• [REQUEST] Give back the full material, exactly as it reads.

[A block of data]

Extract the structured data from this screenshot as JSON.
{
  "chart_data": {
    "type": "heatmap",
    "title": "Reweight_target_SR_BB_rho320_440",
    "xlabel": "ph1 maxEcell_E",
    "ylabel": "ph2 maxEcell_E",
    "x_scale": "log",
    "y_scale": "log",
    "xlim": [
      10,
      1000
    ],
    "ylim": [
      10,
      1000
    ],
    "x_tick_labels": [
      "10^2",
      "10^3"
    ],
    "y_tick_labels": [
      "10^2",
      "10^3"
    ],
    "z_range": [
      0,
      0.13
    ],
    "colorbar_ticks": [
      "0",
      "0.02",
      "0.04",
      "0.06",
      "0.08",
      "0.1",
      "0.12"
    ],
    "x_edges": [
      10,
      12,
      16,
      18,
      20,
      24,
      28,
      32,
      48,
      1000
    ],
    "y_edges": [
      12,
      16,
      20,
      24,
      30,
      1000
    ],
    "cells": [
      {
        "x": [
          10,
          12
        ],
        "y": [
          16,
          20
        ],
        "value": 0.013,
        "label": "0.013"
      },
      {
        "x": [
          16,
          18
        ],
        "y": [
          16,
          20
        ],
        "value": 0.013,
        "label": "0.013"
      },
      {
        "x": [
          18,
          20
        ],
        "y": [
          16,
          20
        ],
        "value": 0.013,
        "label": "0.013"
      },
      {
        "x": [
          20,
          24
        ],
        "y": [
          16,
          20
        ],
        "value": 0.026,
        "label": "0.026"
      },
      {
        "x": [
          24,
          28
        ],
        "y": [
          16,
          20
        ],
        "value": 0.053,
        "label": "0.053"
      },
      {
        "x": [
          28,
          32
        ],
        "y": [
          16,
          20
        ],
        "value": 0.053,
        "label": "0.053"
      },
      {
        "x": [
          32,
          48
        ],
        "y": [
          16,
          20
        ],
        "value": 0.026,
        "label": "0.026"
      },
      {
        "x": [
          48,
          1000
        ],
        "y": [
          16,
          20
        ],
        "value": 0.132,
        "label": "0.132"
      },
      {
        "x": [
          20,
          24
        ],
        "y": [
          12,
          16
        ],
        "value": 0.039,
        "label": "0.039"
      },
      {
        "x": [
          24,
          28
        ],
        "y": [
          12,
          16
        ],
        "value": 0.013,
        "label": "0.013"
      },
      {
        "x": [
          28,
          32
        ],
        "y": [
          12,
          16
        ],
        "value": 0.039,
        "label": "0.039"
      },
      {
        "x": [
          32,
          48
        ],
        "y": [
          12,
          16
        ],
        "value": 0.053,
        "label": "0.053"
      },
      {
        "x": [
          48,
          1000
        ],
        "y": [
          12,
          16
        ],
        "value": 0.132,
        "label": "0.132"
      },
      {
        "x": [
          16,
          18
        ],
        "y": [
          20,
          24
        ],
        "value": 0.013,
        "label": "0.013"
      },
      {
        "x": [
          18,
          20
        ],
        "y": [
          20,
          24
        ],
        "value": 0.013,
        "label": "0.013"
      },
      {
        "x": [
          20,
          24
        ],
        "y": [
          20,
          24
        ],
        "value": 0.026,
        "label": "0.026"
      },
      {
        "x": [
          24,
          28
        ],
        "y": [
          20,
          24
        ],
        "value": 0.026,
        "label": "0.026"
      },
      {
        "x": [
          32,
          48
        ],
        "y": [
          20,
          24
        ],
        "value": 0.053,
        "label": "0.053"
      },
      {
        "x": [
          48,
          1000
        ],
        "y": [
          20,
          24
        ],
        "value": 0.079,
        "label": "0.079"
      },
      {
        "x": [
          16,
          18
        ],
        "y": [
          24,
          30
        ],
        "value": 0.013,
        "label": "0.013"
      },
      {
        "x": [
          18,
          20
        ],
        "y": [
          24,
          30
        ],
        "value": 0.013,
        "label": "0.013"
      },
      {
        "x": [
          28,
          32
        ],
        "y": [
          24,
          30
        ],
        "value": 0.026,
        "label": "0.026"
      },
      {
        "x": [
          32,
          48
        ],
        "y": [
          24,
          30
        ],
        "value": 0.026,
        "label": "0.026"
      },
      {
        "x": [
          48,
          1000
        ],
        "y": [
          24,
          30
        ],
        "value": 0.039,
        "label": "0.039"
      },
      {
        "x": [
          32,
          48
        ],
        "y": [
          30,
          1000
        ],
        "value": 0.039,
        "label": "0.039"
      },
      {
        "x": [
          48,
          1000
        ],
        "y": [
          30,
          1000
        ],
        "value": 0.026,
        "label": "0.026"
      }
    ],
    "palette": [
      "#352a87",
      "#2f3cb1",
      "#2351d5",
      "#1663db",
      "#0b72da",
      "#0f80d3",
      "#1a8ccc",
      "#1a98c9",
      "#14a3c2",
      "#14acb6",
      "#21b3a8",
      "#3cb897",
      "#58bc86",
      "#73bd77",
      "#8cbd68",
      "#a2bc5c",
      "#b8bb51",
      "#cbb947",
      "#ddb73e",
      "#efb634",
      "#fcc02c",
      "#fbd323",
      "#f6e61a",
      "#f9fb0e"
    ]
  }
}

• [TASK RESPONSE]
Extract the structured data from this screenshot as JSON.
{
  "chart_data": {
    "type": "heatmap",
    "title": "Reweight_target_SR_BB_rho320_440",
    "xlabel": "ph1 maxEcell_E",
    "ylabel": "ph2 maxEcell_E",
    "x_scale": "log",
    "y_scale": "log",
    "xlim": [
      10,
      1000
    ],
    "ylim": [
      10,
      1000
    ],
    "x_tick_labels": [
      "10^2",
      "10^3"
    ],
    "y_tick_labels": [
      "10^2",
      "10^3"
    ],
    "z_range": [
      0,
      0.13
    ],
    "colorbar_ticks": [
      "0",
      "0.02",
      "0.04",
      "0.06",
      "0.08",
      "0.1",
      "0.12"
    ],
    "x_edges": [
      10,
      12,
      16,
      18,
      20,
      24,
      28,
      32,
      48,
      1000
    ],
    "y_edges": [
      12,
      16,
      20,
      24,
      30,
      1000
    ],
    "cells": [
      {
        "x": [
          10,
          12
        ],
        "y": [
          16,
          20
        ],
        "value": 0.013,
        "label": "0.013"
      },
      {
        "x": [
          16,
          18
        ],
        "y": [
          16,
          20
        ],
        "value": 0.013,
        "label": "0.013"
      },
      {
        "x": [
          18,
          20
        ],
        "y": [
          16,
          20
        ],
        "value": 0.013,
        "label": "0.013"
      },
      {
        "x": [
          20,
          24
        ],
        "y": [
          16,
          20
        ],
        "value": 0.026,
        "label": "0.026"
      },
      {
        "x": [
          24,
          28
        ],
        "y": [
          16,
          20
        ],
        "value": 0.053,
        "label": "0.053"
      },
      {
        "x": [
          28,
          32
        ],
        "y": [
          16,
          20
        ],
        "value": 0.053,
        "label": "0.053"
      },
      {
        "x": [
          32,
          48
        ],
        "y": [
          16,
          20
        ],
        "value": 0.026,
        "label": "0.026"
      },
      {
        "x": [
          48,
          1000
        ],
        "y": [
          16,
          20
        ],
        "value": 0.132,
        "label": "0.132"
      },
      {
        "x": [
          20,
          24
        ],
        "y": [
          12,
          16
        ],
        "value": 0.039,
        "label": "0.039"
      },
      {
        "x": [
          24,
          28
        ],
        "y": [
          12,
          16
        ],
        "value": 0.013,
        "label": "0.013"
      },
      {
        "x": [
          28,
          32
        ],
        "y": [
          12,
          16
        ],
        "value": 0.039,
        "label": "0.039"
      },
      {
        "x": [
          32,
          48
        ],
        "y": [
          12,
          16
        ],
        "value": 0.053,
        "label": "0.053"
      },
      {
        "x": [
          48,
          1000
        ],
        "y": [
          12,
          16
        ],
        "value": 0.132,
        "label": "0.132"
      },
      {
        "x": [
          16,
          18
        ],
        "y": [
          20,
          24
        ],
        "value": 0.013,
        "label": "0.013"
      },
      {
        "x": [
          18,
          20
        ],
        "y": [
          20,
          24
        ],
        "value": 0.013,
        "label": "0.013"
      },
      {
        "x": [
          20,
          24
        ],
        "y": [
          20,
          24
        ],
        "value": 0.026,
        "label": "0.026"
      },
      {
        "x": [
          24,
          28
        ],
        "y": [
          20,
          24
        ],
        "value": 0.026,
        "label": "0.026"
      },
      {
        "x": [
          32,
          48
        ],
        "y": [
          20,
          24
        ],
        "value": 0.053,
        "label": "0.053"
      },
      {
        "x": [
          48,
          1000
        ],
        "y": [
          20,
          24
        ],
        "value": 0.079,
        "label": "0.079"
      },
      {
        "x": [
          16,
          18
        ],
        "y": [
          24,
          30
        ],
        "value": 0.013,
        "label": "0.013"
      },
      {
        "x": [
          18,
          20
        ],
        "y": [
          24,
          30
        ],
        "value": 0.013,
        "label": "0.013"
      },
      {
        "x": [
          28,
          32
        ],
        "y": [
          24,
          30
        ],
        "value": 0.026,
        "label": "0.026"
      },
      {
        "x": [
          32,
          48
        ],
        "y": [
          24,
          30
        ],
        "value": 0.026,
        "label": "0.026"
      },
      {
        "x": [
          48,
          1000
        ],
        "y": [
          24,
          30
        ],
        "value": 0.039,
        "label": "0.039"
      },
      {
        "x": [
          32,
          48
        ],
        "y": [
          30,
          1000
        ],
        "value": 0.039,
        "label": "0.039"
      },
      {
        "x": [
          48,
          1000
        ],
        "y": [
          30,
          1000
        ],
        "value": 0.026,
        "label": "0.026"
      }
    ],
    "palette": [
      "#352a87",
      "#2f3cb1",
      "#2351d5",
      "#1663db",
      "#0b72da",
      "#0f80d3",
      "#1a8ccc",
      "#1a98c9",
      "#14a3c2",
      "#14acb6",
      "#21b3a8",
      "#3cb897",
      "#58bc86",
      "#73bd77",
      "#8cbd68",
      "#a2bc5c",
      "#b8bb51",
      "#cbb947",
      "#ddb73e",
      "#efb634",
      "#fcc02c",
      "#fbd323",
      "#f6e61a",
      "#f9fb0e"
    ]
  }
}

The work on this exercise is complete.